WHAT THE EXERCISE ASKS
Images do not belong in the copy. Retype all the entries below exactly.

───── STORED DATA

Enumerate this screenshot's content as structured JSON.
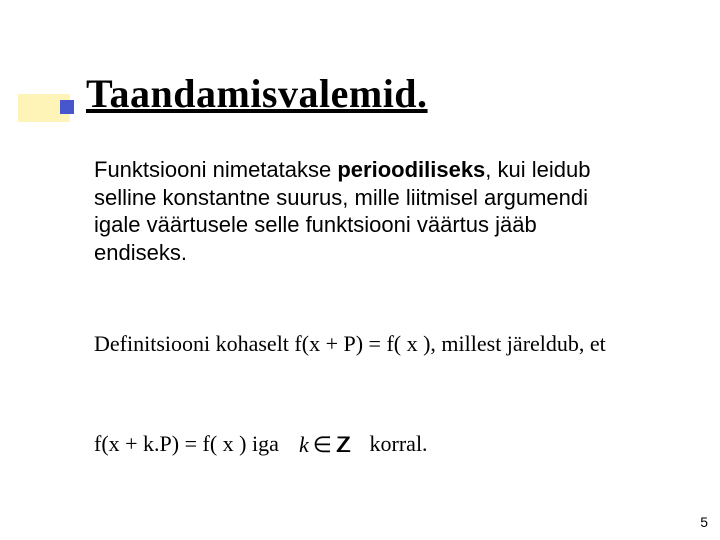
{
  "accent": {
    "color": "#fff4b8"
  },
  "bullet": {
    "color": "#4756cc"
  },
  "title": "Taandamisvalemid.",
  "para1": {
    "pre": "Funktsiooni nimetatakse ",
    "bold": "perioodiliseks",
    "post": ", kui leidub selline konstantne suurus, mille liitmisel argumendi igale väärtusele selle funktsiooni väärtus jääb endiseks."
  },
  "para2": "Definitsiooni kohaselt   f(x + P) = f( x ), millest järeldub, et",
  "line3": {
    "left": "f(x + k.P) = f( x ) iga",
    "mathvar": "k",
    "in": "∈",
    "set": "Z",
    "right": "korral."
  },
  "page": "5",
  "fontsize": {
    "title": 40,
    "body": 22,
    "pagenum": 14
  },
  "colors": {
    "text": "#000000",
    "background": "#ffffff"
  }
}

──────────

REPLY TO THE EXERCISE
Enumerate this screenshot's content as structured JSON.
{
  "accent": {
    "color": "#fff4b8"
  },
  "bullet": {
    "color": "#4756cc"
  },
  "title": "Taandamisvalemid.",
  "para1": {
    "pre": "Funktsiooni nimetatakse ",
    "bold": "perioodiliseks",
    "post": ", kui leidub selline konstantne suurus, mille liitmisel argumendi igale väärtusele selle funktsiooni väärtus jääb endiseks."
  },
  "para2": "Definitsiooni kohaselt   f(x + P) = f( x ), millest järeldub, et",
  "line3": {
    "left": "f(x + k.P) = f( x ) iga",
    "mathvar": "k",
    "in": "∈",
    "set": "Z",
    "right": "korral."
  },
  "page": "5",
  "fontsize": {
    "title": 40,
    "body": 22,
    "pagenum": 14
  },
  "colors": {
    "text": "#000000",
    "background": "#ffffff"
  }
}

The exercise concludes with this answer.